> _Given task_
Locate all lines with the word "BLACK" and copy them out.

(Data records)

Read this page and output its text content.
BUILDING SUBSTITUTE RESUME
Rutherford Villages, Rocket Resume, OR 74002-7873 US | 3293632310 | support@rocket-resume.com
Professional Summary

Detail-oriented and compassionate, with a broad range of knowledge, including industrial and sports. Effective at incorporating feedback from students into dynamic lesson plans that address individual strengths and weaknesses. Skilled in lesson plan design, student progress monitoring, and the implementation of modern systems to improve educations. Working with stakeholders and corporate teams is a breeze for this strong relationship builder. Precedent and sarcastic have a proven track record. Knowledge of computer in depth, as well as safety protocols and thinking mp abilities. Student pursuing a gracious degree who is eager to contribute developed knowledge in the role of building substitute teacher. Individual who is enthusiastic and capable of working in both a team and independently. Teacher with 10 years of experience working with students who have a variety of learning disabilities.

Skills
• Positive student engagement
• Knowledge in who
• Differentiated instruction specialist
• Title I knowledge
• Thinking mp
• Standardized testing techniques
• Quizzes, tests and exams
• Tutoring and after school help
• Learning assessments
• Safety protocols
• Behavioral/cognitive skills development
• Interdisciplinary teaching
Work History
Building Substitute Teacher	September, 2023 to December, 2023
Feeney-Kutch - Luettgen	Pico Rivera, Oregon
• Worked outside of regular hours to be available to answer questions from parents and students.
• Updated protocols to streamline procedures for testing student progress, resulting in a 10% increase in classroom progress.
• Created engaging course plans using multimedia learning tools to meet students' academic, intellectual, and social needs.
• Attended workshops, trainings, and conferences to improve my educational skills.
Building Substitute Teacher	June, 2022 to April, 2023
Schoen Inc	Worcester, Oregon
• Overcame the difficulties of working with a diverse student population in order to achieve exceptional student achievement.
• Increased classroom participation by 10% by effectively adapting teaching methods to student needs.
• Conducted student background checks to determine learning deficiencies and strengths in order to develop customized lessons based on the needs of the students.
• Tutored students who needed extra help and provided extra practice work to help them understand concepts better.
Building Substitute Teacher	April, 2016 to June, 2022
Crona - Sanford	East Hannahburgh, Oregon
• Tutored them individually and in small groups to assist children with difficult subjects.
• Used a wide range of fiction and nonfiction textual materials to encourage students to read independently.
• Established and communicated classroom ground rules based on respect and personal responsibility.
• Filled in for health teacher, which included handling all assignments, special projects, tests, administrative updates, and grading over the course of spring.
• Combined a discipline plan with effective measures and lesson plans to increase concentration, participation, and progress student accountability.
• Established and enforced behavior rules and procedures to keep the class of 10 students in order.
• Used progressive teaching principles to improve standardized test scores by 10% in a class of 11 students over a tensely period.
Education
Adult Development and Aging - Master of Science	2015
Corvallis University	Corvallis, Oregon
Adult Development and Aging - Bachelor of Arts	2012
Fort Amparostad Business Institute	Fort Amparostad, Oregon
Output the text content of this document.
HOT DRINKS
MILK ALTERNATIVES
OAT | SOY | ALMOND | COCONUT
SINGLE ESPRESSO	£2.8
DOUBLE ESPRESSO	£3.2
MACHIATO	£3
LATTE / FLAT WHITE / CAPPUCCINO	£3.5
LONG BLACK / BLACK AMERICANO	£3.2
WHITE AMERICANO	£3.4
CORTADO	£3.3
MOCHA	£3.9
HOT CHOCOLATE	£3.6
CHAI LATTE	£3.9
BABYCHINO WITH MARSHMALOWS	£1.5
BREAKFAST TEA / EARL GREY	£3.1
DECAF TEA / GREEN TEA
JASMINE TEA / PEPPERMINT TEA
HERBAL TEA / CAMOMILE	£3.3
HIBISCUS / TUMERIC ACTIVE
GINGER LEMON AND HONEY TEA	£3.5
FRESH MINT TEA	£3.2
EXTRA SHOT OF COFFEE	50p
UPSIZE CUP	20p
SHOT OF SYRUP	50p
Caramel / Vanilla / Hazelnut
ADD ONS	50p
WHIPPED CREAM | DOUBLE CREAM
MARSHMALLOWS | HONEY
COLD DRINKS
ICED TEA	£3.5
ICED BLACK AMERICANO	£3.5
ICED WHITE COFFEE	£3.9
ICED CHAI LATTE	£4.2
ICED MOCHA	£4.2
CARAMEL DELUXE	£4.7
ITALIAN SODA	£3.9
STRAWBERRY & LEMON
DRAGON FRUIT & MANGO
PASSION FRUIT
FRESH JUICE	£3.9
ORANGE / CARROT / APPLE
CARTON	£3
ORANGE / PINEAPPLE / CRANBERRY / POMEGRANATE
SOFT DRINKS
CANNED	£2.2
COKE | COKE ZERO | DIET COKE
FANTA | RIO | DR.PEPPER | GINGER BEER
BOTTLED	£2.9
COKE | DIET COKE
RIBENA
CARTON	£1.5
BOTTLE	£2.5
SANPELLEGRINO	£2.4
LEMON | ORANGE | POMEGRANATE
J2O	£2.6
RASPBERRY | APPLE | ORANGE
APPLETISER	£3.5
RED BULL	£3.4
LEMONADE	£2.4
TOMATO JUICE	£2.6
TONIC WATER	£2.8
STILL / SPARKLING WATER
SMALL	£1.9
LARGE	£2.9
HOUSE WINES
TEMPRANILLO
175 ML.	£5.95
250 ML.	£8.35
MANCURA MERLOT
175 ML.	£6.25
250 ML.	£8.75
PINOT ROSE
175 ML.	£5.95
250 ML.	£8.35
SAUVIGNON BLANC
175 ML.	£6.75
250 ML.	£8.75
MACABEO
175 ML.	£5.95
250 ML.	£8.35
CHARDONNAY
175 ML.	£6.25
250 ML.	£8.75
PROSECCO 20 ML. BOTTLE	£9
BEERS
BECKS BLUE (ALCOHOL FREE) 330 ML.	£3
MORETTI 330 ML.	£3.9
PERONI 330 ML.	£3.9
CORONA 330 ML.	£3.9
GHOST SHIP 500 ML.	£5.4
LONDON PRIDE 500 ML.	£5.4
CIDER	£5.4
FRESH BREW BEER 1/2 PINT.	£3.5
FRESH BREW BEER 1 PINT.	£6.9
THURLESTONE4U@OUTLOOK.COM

> _Worked answer_
LONG BLACK / BLACK AMERICANO	£3.2
ICED BLACK AMERICANO	£3.5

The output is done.